AIM OF THE EXERCISE – Here are some records; quote them exactly, leaving out the pictures.

DATA ROWS –
───

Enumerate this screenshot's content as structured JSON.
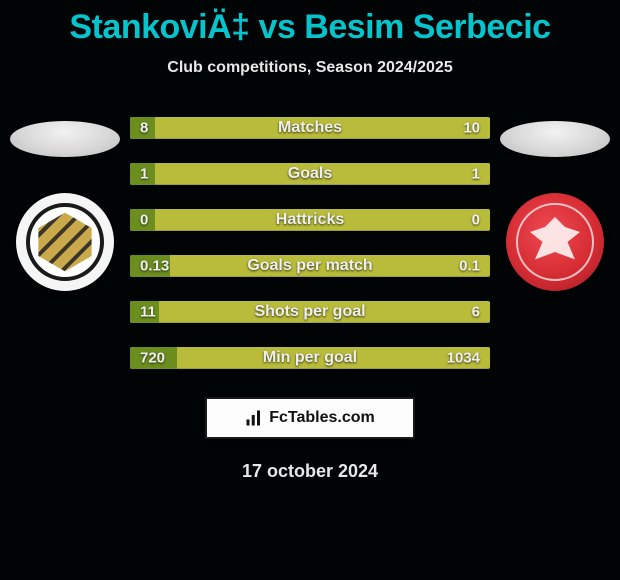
{
  "header": {
    "title": "StankoviÄ‡ vs Besim Serbecic",
    "subtitle": "Club competitions, Season 2024/2025",
    "title_color": "#06c4cc",
    "title_fontsize": 34,
    "subtitle_fontsize": 16
  },
  "players": {
    "left": {
      "badge_name": "cukaricki",
      "badge_bg": "#f5f5f5"
    },
    "right": {
      "badge_name": "radnicki",
      "badge_bg": "#d62c34"
    }
  },
  "bars": {
    "track_color": "#b9bc3a",
    "fill_color": "#6b8e1f",
    "label_fontsize": 16,
    "value_fontsize": 15,
    "items": [
      {
        "label": "Matches",
        "left_value": "8",
        "right_value": "10",
        "left_fill_pct": 7
      },
      {
        "label": "Goals",
        "left_value": "1",
        "right_value": "1",
        "left_fill_pct": 7
      },
      {
        "label": "Hattricks",
        "left_value": "0",
        "right_value": "0",
        "left_fill_pct": 7
      },
      {
        "label": "Goals per match",
        "left_value": "0.13",
        "right_value": "0.1",
        "left_fill_pct": 11
      },
      {
        "label": "Shots per goal",
        "left_value": "11",
        "right_value": "6",
        "left_fill_pct": 8
      },
      {
        "label": "Min per goal",
        "left_value": "720",
        "right_value": "1034",
        "left_fill_pct": 13
      }
    ]
  },
  "footer": {
    "brand_text": "FcTables.com",
    "date_text": "17 october 2024",
    "brand_box_bg": "#fdfdfd",
    "brand_text_color": "#111111"
  },
  "background_color": "#000405"
}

───

OUTPUT FOR THIS EXERCISE –
Enumerate this screenshot's content as structured JSON.
{
  "header": {
    "title": "StankoviÄ‡ vs Besim Serbecic",
    "subtitle": "Club competitions, Season 2024/2025",
    "title_color": "#06c4cc",
    "title_fontsize": 34,
    "subtitle_fontsize": 16
  },
  "players": {
    "left": {
      "badge_name": "cukaricki",
      "badge_bg": "#f5f5f5"
    },
    "right": {
      "badge_name": "radnicki",
      "badge_bg": "#d62c34"
    }
  },
  "bars": {
    "track_color": "#b9bc3a",
    "fill_color": "#6b8e1f",
    "label_fontsize": 16,
    "value_fontsize": 15,
    "items": [
      {
        "label": "Matches",
        "left_value": "8",
        "right_value": "10",
        "left_fill_pct": 7
      },
      {
        "label": "Goals",
        "left_value": "1",
        "right_value": "1",
        "left_fill_pct": 7
      },
      {
        "label": "Hattricks",
        "left_value": "0",
        "right_value": "0",
        "left_fill_pct": 7
      },
      {
        "label": "Goals per match",
        "left_value": "0.13",
        "right_value": "0.1",
        "left_fill_pct": 11
      },
      {
        "label": "Shots per goal",
        "left_value": "11",
        "right_value": "6",
        "left_fill_pct": 8
      },
      {
        "label": "Min per goal",
        "left_value": "720",
        "right_value": "1034",
        "left_fill_pct": 13
      }
    ]
  },
  "footer": {
    "brand_text": "FcTables.com",
    "date_text": "17 october 2024",
    "brand_box_bg": "#fdfdfd",
    "brand_text_color": "#111111"
  },
  "background_color": "#000405"
}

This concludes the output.